======== Data entries

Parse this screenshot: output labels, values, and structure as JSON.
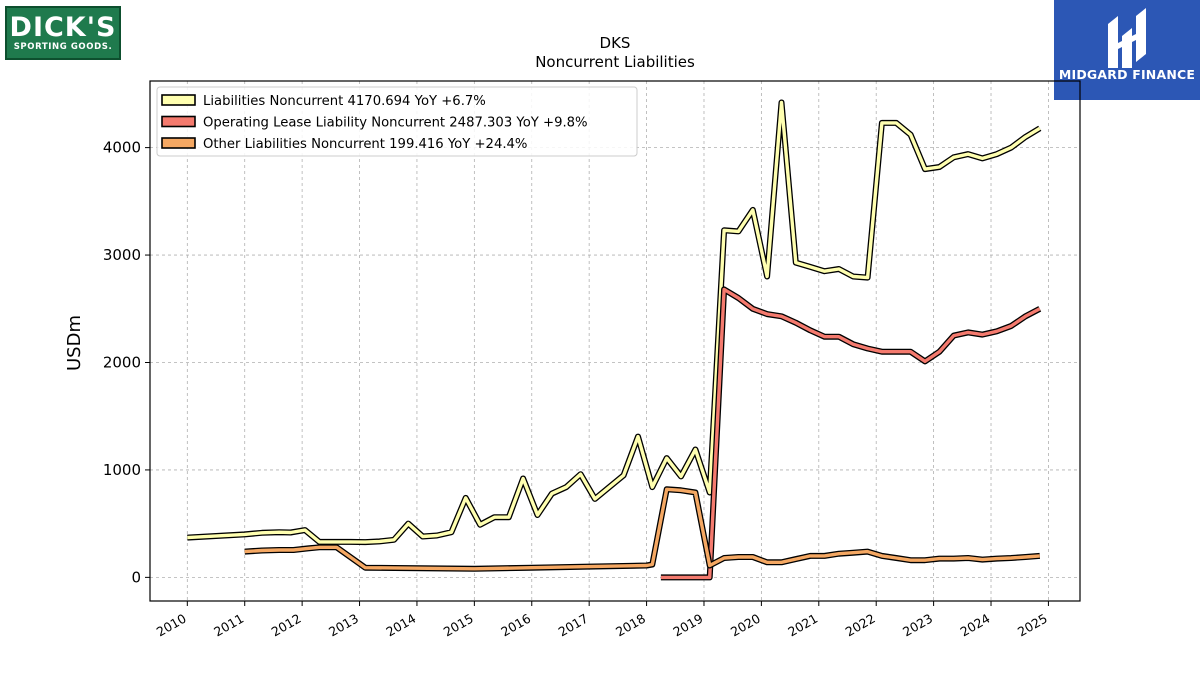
{
  "logos": {
    "left_line1": "DICK'S",
    "left_line2": "SPORTING GOODS.",
    "right_name": "MIDGARD FINANCE"
  },
  "colors": {
    "liabilities": "#ffffb0",
    "lease": "#f47a6e",
    "other": "#f5a863",
    "outline": "#000000",
    "grid": "#b0b0b0"
  },
  "chart_data": {
    "type": "line",
    "title": "DKS",
    "subtitle": "Noncurrent  Liabilities",
    "ylabel": "USDm",
    "xlabel": "",
    "ylim": [
      -220,
      4620
    ],
    "xlim": [
      2009.35,
      2025.55
    ],
    "yticks": [
      0,
      1000,
      2000,
      3000,
      4000
    ],
    "xticks": [
      "2010",
      "2011",
      "2012",
      "2013",
      "2014",
      "2015",
      "2016",
      "2017",
      "2018",
      "2019",
      "2020",
      "2021",
      "2022",
      "2023",
      "2024",
      "2025"
    ],
    "grid": true,
    "legend_position": "top-left",
    "series": [
      {
        "name": "Liabilities Noncurrent",
        "legend": "Liabilities Noncurrent  4170.694 YoY +6.7%",
        "color_key": "liabilities",
        "points": [
          [
            2010.0,
            370
          ],
          [
            2011.0,
            400
          ],
          [
            2011.3,
            415
          ],
          [
            2011.6,
            420
          ],
          [
            2011.8,
            418
          ],
          [
            2012.05,
            440
          ],
          [
            2012.3,
            330
          ],
          [
            2012.6,
            330
          ],
          [
            2012.85,
            330
          ],
          [
            2013.1,
            328
          ],
          [
            2013.35,
            335
          ],
          [
            2013.6,
            350
          ],
          [
            2013.85,
            500
          ],
          [
            2014.1,
            380
          ],
          [
            2014.35,
            390
          ],
          [
            2014.6,
            420
          ],
          [
            2014.85,
            740
          ],
          [
            2015.1,
            490
          ],
          [
            2015.35,
            560
          ],
          [
            2015.6,
            560
          ],
          [
            2015.85,
            920
          ],
          [
            2016.1,
            580
          ],
          [
            2016.35,
            780
          ],
          [
            2016.6,
            840
          ],
          [
            2016.85,
            960
          ],
          [
            2017.1,
            730
          ],
          [
            2017.35,
            840
          ],
          [
            2017.6,
            950
          ],
          [
            2017.85,
            1310
          ],
          [
            2018.1,
            840
          ],
          [
            2018.35,
            1110
          ],
          [
            2018.6,
            940
          ],
          [
            2018.85,
            1190
          ],
          [
            2019.1,
            790
          ],
          [
            2019.35,
            3230
          ],
          [
            2019.6,
            3220
          ],
          [
            2019.85,
            3420
          ],
          [
            2020.1,
            2800
          ],
          [
            2020.35,
            4420
          ],
          [
            2020.6,
            2930
          ],
          [
            2020.85,
            2890
          ],
          [
            2021.1,
            2850
          ],
          [
            2021.35,
            2870
          ],
          [
            2021.6,
            2800
          ],
          [
            2021.85,
            2790
          ],
          [
            2022.1,
            4230
          ],
          [
            2022.35,
            4230
          ],
          [
            2022.6,
            4120
          ],
          [
            2022.85,
            3800
          ],
          [
            2023.1,
            3820
          ],
          [
            2023.35,
            3910
          ],
          [
            2023.6,
            3940
          ],
          [
            2023.85,
            3900
          ],
          [
            2024.1,
            3940
          ],
          [
            2024.35,
            4000
          ],
          [
            2024.6,
            4100
          ],
          [
            2024.85,
            4180
          ]
        ]
      },
      {
        "name": "Operating Lease Liability Noncurrent",
        "legend": "Operating Lease Liability Noncurrent  2487.303 YoY +9.8%",
        "color_key": "lease",
        "points": [
          [
            2018.25,
            0
          ],
          [
            2018.6,
            0
          ],
          [
            2018.85,
            0
          ],
          [
            2019.1,
            0
          ],
          [
            2019.35,
            2680
          ],
          [
            2019.6,
            2600
          ],
          [
            2019.85,
            2500
          ],
          [
            2020.1,
            2450
          ],
          [
            2020.35,
            2430
          ],
          [
            2020.6,
            2370
          ],
          [
            2020.85,
            2300
          ],
          [
            2021.1,
            2240
          ],
          [
            2021.35,
            2240
          ],
          [
            2021.6,
            2170
          ],
          [
            2021.85,
            2130
          ],
          [
            2022.1,
            2100
          ],
          [
            2022.35,
            2100
          ],
          [
            2022.6,
            2100
          ],
          [
            2022.85,
            2010
          ],
          [
            2023.1,
            2100
          ],
          [
            2023.35,
            2250
          ],
          [
            2023.6,
            2280
          ],
          [
            2023.85,
            2260
          ],
          [
            2024.1,
            2290
          ],
          [
            2024.35,
            2340
          ],
          [
            2024.6,
            2430
          ],
          [
            2024.85,
            2500
          ]
        ]
      },
      {
        "name": "Other Liabilities Noncurrent",
        "legend": "Other Liabilities Noncurrent  199.416 YoY +24.4%",
        "color_key": "other",
        "points": [
          [
            2011.0,
            240
          ],
          [
            2011.3,
            250
          ],
          [
            2011.6,
            255
          ],
          [
            2011.85,
            255
          ],
          [
            2012.1,
            270
          ],
          [
            2012.3,
            280
          ],
          [
            2012.6,
            280
          ],
          [
            2013.1,
            90
          ],
          [
            2015.0,
            80
          ],
          [
            2016.0,
            90
          ],
          [
            2017.0,
            100
          ],
          [
            2018.0,
            110
          ],
          [
            2018.1,
            120
          ],
          [
            2018.35,
            820
          ],
          [
            2018.6,
            810
          ],
          [
            2018.85,
            790
          ],
          [
            2019.1,
            110
          ],
          [
            2019.35,
            180
          ],
          [
            2019.6,
            190
          ],
          [
            2019.85,
            190
          ],
          [
            2020.1,
            140
          ],
          [
            2020.35,
            140
          ],
          [
            2020.6,
            170
          ],
          [
            2020.85,
            200
          ],
          [
            2021.1,
            200
          ],
          [
            2021.35,
            220
          ],
          [
            2021.6,
            230
          ],
          [
            2021.85,
            240
          ],
          [
            2022.1,
            200
          ],
          [
            2022.35,
            180
          ],
          [
            2022.6,
            160
          ],
          [
            2022.85,
            160
          ],
          [
            2023.1,
            175
          ],
          [
            2023.35,
            175
          ],
          [
            2023.6,
            180
          ],
          [
            2023.85,
            165
          ],
          [
            2024.1,
            175
          ],
          [
            2024.35,
            180
          ],
          [
            2024.6,
            190
          ],
          [
            2024.85,
            200
          ]
        ]
      }
    ]
  }
}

================

- Stated task
Retype the listing exactly. Pictures do not belong in the copy.

- Expected answer
Parse this screenshot: output labels, values, and structure as JSON.
{
  "logos": {
    "left_line1": "DICK'S",
    "left_line2": "SPORTING GOODS.",
    "right_name": "MIDGARD FINANCE"
  },
  "colors": {
    "liabilities": "#ffffb0",
    "lease": "#f47a6e",
    "other": "#f5a863",
    "outline": "#000000",
    "grid": "#b0b0b0"
  },
  "chart_data": {
    "type": "line",
    "title": "DKS",
    "subtitle": "Noncurrent  Liabilities",
    "ylabel": "USDm",
    "xlabel": "",
    "ylim": [
      -220,
      4620
    ],
    "xlim": [
      2009.35,
      2025.55
    ],
    "yticks": [
      0,
      1000,
      2000,
      3000,
      4000
    ],
    "xticks": [
      "2010",
      "2011",
      "2012",
      "2013",
      "2014",
      "2015",
      "2016",
      "2017",
      "2018",
      "2019",
      "2020",
      "2021",
      "2022",
      "2023",
      "2024",
      "2025"
    ],
    "grid": true,
    "legend_position": "top-left",
    "series": [
      {
        "name": "Liabilities Noncurrent",
        "legend": "Liabilities Noncurrent  4170.694 YoY +6.7%",
        "color_key": "liabilities",
        "points": [
          [
            2010.0,
            370
          ],
          [
            2011.0,
            400
          ],
          [
            2011.3,
            415
          ],
          [
            2011.6,
            420
          ],
          [
            2011.8,
            418
          ],
          [
            2012.05,
            440
          ],
          [
            2012.3,
            330
          ],
          [
            2012.6,
            330
          ],
          [
            2012.85,
            330
          ],
          [
            2013.1,
            328
          ],
          [
            2013.35,
            335
          ],
          [
            2013.6,
            350
          ],
          [
            2013.85,
            500
          ],
          [
            2014.1,
            380
          ],
          [
            2014.35,
            390
          ],
          [
            2014.6,
            420
          ],
          [
            2014.85,
            740
          ],
          [
            2015.1,
            490
          ],
          [
            2015.35,
            560
          ],
          [
            2015.6,
            560
          ],
          [
            2015.85,
            920
          ],
          [
            2016.1,
            580
          ],
          [
            2016.35,
            780
          ],
          [
            2016.6,
            840
          ],
          [
            2016.85,
            960
          ],
          [
            2017.1,
            730
          ],
          [
            2017.35,
            840
          ],
          [
            2017.6,
            950
          ],
          [
            2017.85,
            1310
          ],
          [
            2018.1,
            840
          ],
          [
            2018.35,
            1110
          ],
          [
            2018.6,
            940
          ],
          [
            2018.85,
            1190
          ],
          [
            2019.1,
            790
          ],
          [
            2019.35,
            3230
          ],
          [
            2019.6,
            3220
          ],
          [
            2019.85,
            3420
          ],
          [
            2020.1,
            2800
          ],
          [
            2020.35,
            4420
          ],
          [
            2020.6,
            2930
          ],
          [
            2020.85,
            2890
          ],
          [
            2021.1,
            2850
          ],
          [
            2021.35,
            2870
          ],
          [
            2021.6,
            2800
          ],
          [
            2021.85,
            2790
          ],
          [
            2022.1,
            4230
          ],
          [
            2022.35,
            4230
          ],
          [
            2022.6,
            4120
          ],
          [
            2022.85,
            3800
          ],
          [
            2023.1,
            3820
          ],
          [
            2023.35,
            3910
          ],
          [
            2023.6,
            3940
          ],
          [
            2023.85,
            3900
          ],
          [
            2024.1,
            3940
          ],
          [
            2024.35,
            4000
          ],
          [
            2024.6,
            4100
          ],
          [
            2024.85,
            4180
          ]
        ]
      },
      {
        "name": "Operating Lease Liability Noncurrent",
        "legend": "Operating Lease Liability Noncurrent  2487.303 YoY +9.8%",
        "color_key": "lease",
        "points": [
          [
            2018.25,
            0
          ],
          [
            2018.6,
            0
          ],
          [
            2018.85,
            0
          ],
          [
            2019.1,
            0
          ],
          [
            2019.35,
            2680
          ],
          [
            2019.6,
            2600
          ],
          [
            2019.85,
            2500
          ],
          [
            2020.1,
            2450
          ],
          [
            2020.35,
            2430
          ],
          [
            2020.6,
            2370
          ],
          [
            2020.85,
            2300
          ],
          [
            2021.1,
            2240
          ],
          [
            2021.35,
            2240
          ],
          [
            2021.6,
            2170
          ],
          [
            2021.85,
            2130
          ],
          [
            2022.1,
            2100
          ],
          [
            2022.35,
            2100
          ],
          [
            2022.6,
            2100
          ],
          [
            2022.85,
            2010
          ],
          [
            2023.1,
            2100
          ],
          [
            2023.35,
            2250
          ],
          [
            2023.6,
            2280
          ],
          [
            2023.85,
            2260
          ],
          [
            2024.1,
            2290
          ],
          [
            2024.35,
            2340
          ],
          [
            2024.6,
            2430
          ],
          [
            2024.85,
            2500
          ]
        ]
      },
      {
        "name": "Other Liabilities Noncurrent",
        "legend": "Other Liabilities Noncurrent  199.416 YoY +24.4%",
        "color_key": "other",
        "points": [
          [
            2011.0,
            240
          ],
          [
            2011.3,
            250
          ],
          [
            2011.6,
            255
          ],
          [
            2011.85,
            255
          ],
          [
            2012.1,
            270
          ],
          [
            2012.3,
            280
          ],
          [
            2012.6,
            280
          ],
          [
            2013.1,
            90
          ],
          [
            2015.0,
            80
          ],
          [
            2016.0,
            90
          ],
          [
            2017.0,
            100
          ],
          [
            2018.0,
            110
          ],
          [
            2018.1,
            120
          ],
          [
            2018.35,
            820
          ],
          [
            2018.6,
            810
          ],
          [
            2018.85,
            790
          ],
          [
            2019.1,
            110
          ],
          [
            2019.35,
            180
          ],
          [
            2019.6,
            190
          ],
          [
            2019.85,
            190
          ],
          [
            2020.1,
            140
          ],
          [
            2020.35,
            140
          ],
          [
            2020.6,
            170
          ],
          [
            2020.85,
            200
          ],
          [
            2021.1,
            200
          ],
          [
            2021.35,
            220
          ],
          [
            2021.6,
            230
          ],
          [
            2021.85,
            240
          ],
          [
            2022.1,
            200
          ],
          [
            2022.35,
            180
          ],
          [
            2022.6,
            160
          ],
          [
            2022.85,
            160
          ],
          [
            2023.1,
            175
          ],
          [
            2023.35,
            175
          ],
          [
            2023.6,
            180
          ],
          [
            2023.85,
            165
          ],
          [
            2024.1,
            175
          ],
          [
            2024.35,
            180
          ],
          [
            2024.6,
            190
          ],
          [
            2024.85,
            200
          ]
        ]
      }
    ]
  }
}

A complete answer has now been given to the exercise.